• _Task to carry out_: Write each line of the entries below as a JSON list of strings, one string per line and no strings for blank lines.

# start of Entries supplied

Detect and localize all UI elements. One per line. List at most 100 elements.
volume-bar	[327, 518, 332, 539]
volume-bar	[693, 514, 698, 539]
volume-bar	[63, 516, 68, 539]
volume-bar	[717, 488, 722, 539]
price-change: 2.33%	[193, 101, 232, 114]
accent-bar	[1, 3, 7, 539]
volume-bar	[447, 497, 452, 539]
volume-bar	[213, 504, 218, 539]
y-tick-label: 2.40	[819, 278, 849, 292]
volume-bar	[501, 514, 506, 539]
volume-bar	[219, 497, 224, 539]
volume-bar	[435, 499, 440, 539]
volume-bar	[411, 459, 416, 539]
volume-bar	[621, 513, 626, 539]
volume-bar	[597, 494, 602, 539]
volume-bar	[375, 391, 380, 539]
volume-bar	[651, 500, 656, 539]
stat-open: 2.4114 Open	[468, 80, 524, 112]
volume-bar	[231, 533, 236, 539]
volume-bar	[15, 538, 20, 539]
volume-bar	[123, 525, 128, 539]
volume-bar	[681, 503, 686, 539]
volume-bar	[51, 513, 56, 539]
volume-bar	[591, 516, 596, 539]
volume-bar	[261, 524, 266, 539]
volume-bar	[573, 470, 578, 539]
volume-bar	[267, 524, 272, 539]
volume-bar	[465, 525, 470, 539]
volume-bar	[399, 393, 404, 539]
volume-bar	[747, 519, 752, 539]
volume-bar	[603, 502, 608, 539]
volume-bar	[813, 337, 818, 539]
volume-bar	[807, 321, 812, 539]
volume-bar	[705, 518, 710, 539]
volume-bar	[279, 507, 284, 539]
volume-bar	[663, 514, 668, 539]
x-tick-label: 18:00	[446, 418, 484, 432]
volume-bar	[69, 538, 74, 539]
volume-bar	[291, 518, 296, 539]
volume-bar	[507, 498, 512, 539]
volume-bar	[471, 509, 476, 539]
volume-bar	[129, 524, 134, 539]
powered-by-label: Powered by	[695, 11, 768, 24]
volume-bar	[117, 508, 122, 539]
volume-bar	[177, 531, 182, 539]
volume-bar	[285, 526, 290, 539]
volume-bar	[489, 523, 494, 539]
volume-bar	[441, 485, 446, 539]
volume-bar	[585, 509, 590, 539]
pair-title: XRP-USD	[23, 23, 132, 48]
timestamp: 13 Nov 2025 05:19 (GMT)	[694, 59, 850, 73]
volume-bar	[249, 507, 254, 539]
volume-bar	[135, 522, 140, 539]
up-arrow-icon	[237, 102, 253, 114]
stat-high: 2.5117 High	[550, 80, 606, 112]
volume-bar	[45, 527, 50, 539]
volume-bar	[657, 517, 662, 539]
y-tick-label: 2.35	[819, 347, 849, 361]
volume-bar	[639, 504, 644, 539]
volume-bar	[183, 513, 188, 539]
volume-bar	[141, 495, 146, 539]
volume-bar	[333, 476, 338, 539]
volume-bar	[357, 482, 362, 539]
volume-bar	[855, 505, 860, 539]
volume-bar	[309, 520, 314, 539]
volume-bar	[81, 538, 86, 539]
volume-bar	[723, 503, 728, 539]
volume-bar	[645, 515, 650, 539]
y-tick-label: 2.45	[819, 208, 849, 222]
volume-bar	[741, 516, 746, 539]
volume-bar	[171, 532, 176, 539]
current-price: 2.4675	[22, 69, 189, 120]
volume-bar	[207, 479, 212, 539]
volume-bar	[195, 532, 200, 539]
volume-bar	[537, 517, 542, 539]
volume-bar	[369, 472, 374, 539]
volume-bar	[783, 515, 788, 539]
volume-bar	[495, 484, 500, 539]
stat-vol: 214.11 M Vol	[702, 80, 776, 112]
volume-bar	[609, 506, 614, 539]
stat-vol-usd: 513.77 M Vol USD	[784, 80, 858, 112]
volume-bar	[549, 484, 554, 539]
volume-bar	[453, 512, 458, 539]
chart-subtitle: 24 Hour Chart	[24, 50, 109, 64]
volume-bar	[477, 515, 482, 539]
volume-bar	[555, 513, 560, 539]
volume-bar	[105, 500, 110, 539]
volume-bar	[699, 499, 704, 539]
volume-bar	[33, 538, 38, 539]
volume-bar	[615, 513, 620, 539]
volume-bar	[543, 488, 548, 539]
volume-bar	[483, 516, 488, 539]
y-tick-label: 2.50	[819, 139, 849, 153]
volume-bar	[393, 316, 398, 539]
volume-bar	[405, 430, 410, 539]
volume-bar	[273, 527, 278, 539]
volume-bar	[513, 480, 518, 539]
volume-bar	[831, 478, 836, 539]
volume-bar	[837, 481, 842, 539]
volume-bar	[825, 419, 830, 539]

# end of Entries supplied

• _Written response_:
[
  "Detect and localize all UI elements. One per line. List at most 100 elements.",
  "volume-bar\t[327, 518, 332, 539]",
  "volume-bar\t[693, 514, 698, 539]",
  "volume-bar\t[63, 516, 68, 539]",
  "volume-bar\t[717, 488, 722, 539]",
  "price-change: 2.33%\t[193, 101, 232, 114]",
  "accent-bar\t[1, 3, 7, 539]",
  "volume-bar\t[447, 497, 452, 539]",
  "volume-bar\t[213, 504, 218, 539]",
  "y-tick-label: 2.40\t[819, 278, 849, 292]",
  "volume-bar\t[501, 514, 506, 539]",
  "volume-bar\t[219, 497, 224, 539]",
  "volume-bar\t[435, 499, 440, 539]",
  "volume-bar\t[411, 459, 416, 539]",
  "volume-bar\t[621, 513, 626, 539]",
  "volume-bar\t[597, 494, 602, 539]",
  "volume-bar\t[375, 391, 380, 539]",
  "volume-bar\t[651, 500, 656, 539]",
  "stat-open: 2.4114 Open\t[468, 80, 524, 112]",
  "volume-bar\t[231, 533, 236, 539]",
  "volume-bar\t[15, 538, 20, 539]",
  "volume-bar\t[123, 525, 128, 539]",
  "volume-bar\t[681, 503, 686, 539]",
  "volume-bar\t[51, 513, 56, 539]",
  "volume-bar\t[591, 516, 596, 539]",
  "volume-bar\t[261, 524, 266, 539]",
  "volume-bar\t[573, 470, 578, 539]",
  "volume-bar\t[267, 524, 272, 539]",
  "volume-bar\t[465, 525, 470, 539]",
  "volume-bar\t[399, 393, 404, 539]",
  "volume-bar\t[747, 519, 752, 539]",
  "volume-bar\t[603, 502, 608, 539]",
  "volume-bar\t[813, 337, 818, 539]",
  "volume-bar\t[807, 321, 812, 539]",
  "volume-bar\t[705, 518, 710, 539]",
  "volume-bar\t[279, 507, 284, 539]",
  "volume-bar\t[663, 514, 668, 539]",
  "x-tick-label: 18:00\t[446, 418, 484, 432]",
  "volume-bar\t[69, 538, 74, 539]",
  "volume-bar\t[291, 518, 296, 539]",
  "volume-bar\t[507, 498, 512, 539]",
  "volume-bar\t[471, 509, 476, 539]",
  "volume-bar\t[129, 524, 134, 539]",
  "powered-by-label: Powered by\t[695, 11, 768, 24]",
  "volume-bar\t[117, 508, 122, 539]",
  "volume-bar\t[177, 531, 182, 539]",
  "volume-bar\t[285, 526, 290, 539]",
  "volume-bar\t[489, 523, 494, 539]",
  "volume-bar\t[441, 485, 446, 539]",
  "volume-bar\t[585, 509, 590, 539]",
  "pair-title: XRP-USD\t[23, 23, 132, 48]",
  "timestamp: 13 Nov 2025 05:19 (GMT)\t[694, 59, 850, 73]",
  "volume-bar\t[249, 507, 254, 539]",
  "volume-bar\t[135, 522, 140, 539]",
  "up-arrow-icon\t[237, 102, 253, 114]",
  "stat-high: 2.5117 High\t[550, 80, 606, 112]",
  "volume-bar\t[45, 527, 50, 539]",
  "volume-bar\t[657, 517, 662, 539]",
  "y-tick-label: 2.35\t[819, 347, 849, 361]",
  "volume-bar\t[639, 504, 644, 539]",
  "volume-bar\t[183, 513, 188, 539]",
  "volume-bar\t[141, 495, 146, 539]",
  "volume-bar\t[333, 476, 338, 539]",
  "volume-bar\t[357, 482, 362, 539]",
  "volume-bar\t[855, 505, 860, 539]",
  "volume-bar\t[309, 520, 314, 539]",
  "volume-bar\t[81, 538, 86, 539]",
  "volume-bar\t[723, 503, 728, 539]",
  "volume-bar\t[645, 515, 650, 539]",
  "y-tick-label: 2.45\t[819, 208, 849, 222]",
  "volume-bar\t[741, 516, 746, 539]",
  "volume-bar\t[171, 532, 176, 539]",
  "current-price: 2.4675\t[22, 69, 189, 120]",
  "volume-bar\t[207, 479, 212, 539]",
  "volume-bar\t[195, 532, 200, 539]",
  "volume-bar\t[537, 517, 542, 539]",
  "volume-bar\t[369, 472, 374, 539]",
  "volume-bar\t[783, 515, 788, 539]",
  "volume-bar\t[495, 484, 500, 539]",
  "stat-vol: 214.11 M Vol\t[702, 80, 776, 112]",
  "volume-bar\t[609, 506, 614, 539]",
  "stat-vol-usd: 513.77 M Vol USD\t[784, 80, 858, 112]",
  "volume-bar\t[549, 484, 554, 539]",
  "volume-bar\t[453, 512, 458, 539]",
  "chart-subtitle: 24 Hour Chart\t[24, 50, 109, 64]",
  "volume-bar\t[477, 515, 482, 539]",
  "volume-bar\t[555, 513, 560, 539]",
  "volume-bar\t[105, 500, 110, 539]",
  "volume-bar\t[699, 499, 704, 539]",
  "volume-bar\t[33, 538, 38, 539]",
  "volume-bar\t[615, 513, 620, 539]",
  "volume-bar\t[543, 488, 548, 539]",
  "volume-bar\t[483, 516, 488, 539]",
  "y-tick-label: 2.50\t[819, 139, 849, 153]",
  "volume-bar\t[393, 316, 398, 539]",
  "volume-bar\t[405, 430, 410, 539]",
  "volume-bar\t[273, 527, 278, 539]",
  "volume-bar\t[513, 480, 518, 539]",
  "volume-bar\t[831, 478, 836, 539]",
  "volume-bar\t[837, 481, 842, 539]",
  "volume-bar\t[825, 419, 830, 539]"
]